## What is required
Reproduce all records verbatim.

## The data
[Begin]

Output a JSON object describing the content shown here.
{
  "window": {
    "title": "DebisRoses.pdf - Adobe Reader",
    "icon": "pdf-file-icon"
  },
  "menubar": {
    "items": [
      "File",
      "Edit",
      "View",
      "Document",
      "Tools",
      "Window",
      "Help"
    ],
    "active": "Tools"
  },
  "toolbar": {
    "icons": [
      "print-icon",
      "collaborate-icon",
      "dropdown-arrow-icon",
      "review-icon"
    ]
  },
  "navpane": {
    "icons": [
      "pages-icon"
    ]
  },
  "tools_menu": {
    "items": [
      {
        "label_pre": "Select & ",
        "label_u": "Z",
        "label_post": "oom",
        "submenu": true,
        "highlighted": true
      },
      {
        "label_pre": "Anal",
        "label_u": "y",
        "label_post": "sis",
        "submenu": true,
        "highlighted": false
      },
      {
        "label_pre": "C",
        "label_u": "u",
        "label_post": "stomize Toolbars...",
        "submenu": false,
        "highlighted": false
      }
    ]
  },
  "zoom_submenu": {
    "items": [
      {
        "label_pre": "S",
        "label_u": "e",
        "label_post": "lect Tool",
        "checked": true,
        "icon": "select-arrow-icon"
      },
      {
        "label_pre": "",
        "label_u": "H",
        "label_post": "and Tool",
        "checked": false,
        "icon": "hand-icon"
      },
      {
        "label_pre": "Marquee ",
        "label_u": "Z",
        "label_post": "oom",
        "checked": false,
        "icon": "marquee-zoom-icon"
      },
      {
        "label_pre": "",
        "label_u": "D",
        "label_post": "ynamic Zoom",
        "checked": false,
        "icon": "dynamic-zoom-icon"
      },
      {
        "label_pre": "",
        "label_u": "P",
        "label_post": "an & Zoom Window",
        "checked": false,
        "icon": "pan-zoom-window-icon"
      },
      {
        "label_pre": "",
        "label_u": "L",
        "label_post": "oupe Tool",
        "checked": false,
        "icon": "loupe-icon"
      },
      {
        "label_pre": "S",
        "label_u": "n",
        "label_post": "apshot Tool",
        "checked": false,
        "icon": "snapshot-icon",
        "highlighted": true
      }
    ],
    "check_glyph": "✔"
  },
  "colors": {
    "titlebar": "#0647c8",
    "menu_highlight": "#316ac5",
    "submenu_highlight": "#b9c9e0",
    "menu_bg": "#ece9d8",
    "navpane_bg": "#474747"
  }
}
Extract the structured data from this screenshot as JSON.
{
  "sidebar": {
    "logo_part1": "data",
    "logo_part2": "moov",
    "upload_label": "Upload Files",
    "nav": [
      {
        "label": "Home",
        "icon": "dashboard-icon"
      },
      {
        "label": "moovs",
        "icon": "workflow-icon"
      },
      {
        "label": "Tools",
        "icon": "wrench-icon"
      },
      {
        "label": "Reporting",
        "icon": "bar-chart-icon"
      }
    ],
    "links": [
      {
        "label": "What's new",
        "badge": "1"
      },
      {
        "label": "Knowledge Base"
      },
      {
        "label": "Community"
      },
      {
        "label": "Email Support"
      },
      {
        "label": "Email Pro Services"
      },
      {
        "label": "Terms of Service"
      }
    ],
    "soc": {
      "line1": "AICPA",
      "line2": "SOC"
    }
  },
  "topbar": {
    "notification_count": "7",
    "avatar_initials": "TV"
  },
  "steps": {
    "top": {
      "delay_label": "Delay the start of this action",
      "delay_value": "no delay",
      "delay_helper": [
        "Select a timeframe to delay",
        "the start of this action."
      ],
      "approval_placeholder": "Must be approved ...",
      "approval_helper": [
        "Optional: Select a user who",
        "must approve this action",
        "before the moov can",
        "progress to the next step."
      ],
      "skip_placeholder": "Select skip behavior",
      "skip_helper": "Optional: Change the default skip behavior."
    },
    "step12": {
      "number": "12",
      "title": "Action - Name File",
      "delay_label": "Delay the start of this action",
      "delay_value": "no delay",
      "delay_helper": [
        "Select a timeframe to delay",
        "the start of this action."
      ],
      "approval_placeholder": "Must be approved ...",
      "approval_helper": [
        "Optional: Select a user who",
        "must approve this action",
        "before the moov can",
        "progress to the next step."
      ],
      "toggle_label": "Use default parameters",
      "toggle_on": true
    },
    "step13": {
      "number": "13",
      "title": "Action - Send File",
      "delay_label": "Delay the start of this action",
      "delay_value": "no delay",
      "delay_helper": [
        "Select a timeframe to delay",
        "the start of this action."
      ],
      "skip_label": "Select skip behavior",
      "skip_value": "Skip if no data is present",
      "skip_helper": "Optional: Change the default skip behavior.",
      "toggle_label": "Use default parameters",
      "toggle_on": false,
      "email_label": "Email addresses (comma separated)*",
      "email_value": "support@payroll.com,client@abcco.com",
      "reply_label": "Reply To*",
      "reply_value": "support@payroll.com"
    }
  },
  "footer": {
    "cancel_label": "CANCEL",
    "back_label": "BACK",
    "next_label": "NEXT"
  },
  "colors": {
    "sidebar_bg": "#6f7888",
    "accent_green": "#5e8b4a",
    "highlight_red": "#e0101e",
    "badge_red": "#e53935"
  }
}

[End]

## The answer
Output a JSON object describing the content shown here.
{
  "window": {
    "title": "DebisRoses.pdf - Adobe Reader",
    "icon": "pdf-file-icon"
  },
  "menubar": {
    "items": [
      "File",
      "Edit",
      "View",
      "Document",
      "Tools",
      "Window",
      "Help"
    ],
    "active": "Tools"
  },
  "toolbar": {
    "icons": [
      "print-icon",
      "collaborate-icon",
      "dropdown-arrow-icon",
      "review-icon"
    ]
  },
  "navpane": {
    "icons": [
      "pages-icon"
    ]
  },
  "tools_menu": {
    "items": [
      {
        "label_pre": "Select & ",
        "label_u": "Z",
        "label_post": "oom",
        "submenu": true,
        "highlighted": true
      },
      {
        "label_pre": "Anal",
        "label_u": "y",
        "label_post": "sis",
        "submenu": true,
        "highlighted": false
      },
      {
        "label_pre": "C",
        "label_u": "u",
        "label_post": "stomize Toolbars...",
        "submenu": false,
        "highlighted": false
      }
    ]
  },
  "zoom_submenu": {
    "items": [
      {
        "label_pre": "S",
        "label_u": "e",
        "label_post": "lect Tool",
        "checked": true,
        "icon": "select-arrow-icon"
      },
      {
        "label_pre": "",
        "label_u": "H",
        "label_post": "and Tool",
        "checked": false,
        "icon": "hand-icon"
      },
      {
        "label_pre": "Marquee ",
        "label_u": "Z",
        "label_post": "oom",
        "checked": false,
        "icon": "marquee-zoom-icon"
      },
      {
        "label_pre": "",
        "label_u": "D",
        "label_post": "ynamic Zoom",
        "checked": false,
        "icon": "dynamic-zoom-icon"
      },
      {
        "label_pre": "",
        "label_u": "P",
        "label_post": "an & Zoom Window",
        "checked": false,
        "icon": "pan-zoom-window-icon"
      },
      {
        "label_pre": "",
        "label_u": "L",
        "label_post": "oupe Tool",
        "checked": false,
        "icon": "loupe-icon"
      },
      {
        "label_pre": "S",
        "label_u": "n",
        "label_post": "apshot Tool",
        "checked": false,
        "icon": "snapshot-icon",
        "highlighted": true
      }
    ],
    "check_glyph": "✔"
  },
  "colors": {
    "titlebar": "#0647c8",
    "menu_highlight": "#316ac5",
    "submenu_highlight": "#b9c9e0",
    "menu_bg": "#ece9d8",
    "navpane_bg": "#474747"
  }
}
Extract the structured data from this screenshot as JSON.
{
  "sidebar": {
    "logo_part1": "data",
    "logo_part2": "moov",
    "upload_label": "Upload Files",
    "nav": [
      {
        "label": "Home",
        "icon": "dashboard-icon"
      },
      {
        "label": "moovs",
        "icon": "workflow-icon"
      },
      {
        "label": "Tools",
        "icon": "wrench-icon"
      },
      {
        "label": "Reporting",
        "icon": "bar-chart-icon"
      }
    ],
    "links": [
      {
        "label": "What's new",
        "badge": "1"
      },
      {
        "label": "Knowledge Base"
      },
      {
        "label": "Community"
      },
      {
        "label": "Email Support"
      },
      {
        "label": "Email Pro Services"
      },
      {
        "label": "Terms of Service"
      }
    ],
    "soc": {
      "line1": "AICPA",
      "line2": "SOC"
    }
  },
  "topbar": {
    "notification_count": "7",
    "avatar_initials": "TV"
  },
  "steps": {
    "top": {
      "delay_label": "Delay the start of this action",
      "delay_value": "no delay",
      "delay_helper": [
        "Select a timeframe to delay",
        "the start of this action."
      ],
      "approval_placeholder": "Must be approved ...",
      "approval_helper": [
        "Optional: Select a user who",
        "must approve this action",
        "before the moov can",
        "progress to the next step."
      ],
      "skip_placeholder": "Select skip behavior",
      "skip_helper": "Optional: Change the default skip behavior."
    },
    "step12": {
      "number": "12",
      "title": "Action - Name File",
      "delay_label": "Delay the start of this action",
      "delay_value": "no delay",
      "delay_helper": [
        "Select a timeframe to delay",
        "the start of this action."
      ],
      "approval_placeholder": "Must be approved ...",
      "approval_helper": [
        "Optional: Select a user who",
        "must approve this action",
        "before the moov can",
        "progress to the next step."
      ],
      "toggle_label": "Use default parameters",
      "toggle_on": true
    },
    "step13": {
      "number": "13",
      "title": "Action - Send File",
      "delay_label": "Delay the start of this action",
      "delay_value": "no delay",
      "delay_helper": [
        "Select a timeframe to delay",
        "the start of this action."
      ],
      "skip_label": "Select skip behavior",
      "skip_value": "Skip if no data is present",
      "skip_helper": "Optional: Change the default skip behavior.",
      "toggle_label": "Use default parameters",
      "toggle_on": false,
      "email_label": "Email addresses (comma separated)*",
      "email_value": "support@payroll.com,client@abcco.com",
      "reply_label": "Reply To*",
      "reply_value": "support@payroll.com"
    }
  },
  "footer": {
    "cancel_label": "CANCEL",
    "back_label": "BACK",
    "next_label": "NEXT"
  },
  "colors": {
    "sidebar_bg": "#6f7888",
    "accent_green": "#5e8b4a",
    "highlight_red": "#e0101e",
    "badge_red": "#e53935"
  }
}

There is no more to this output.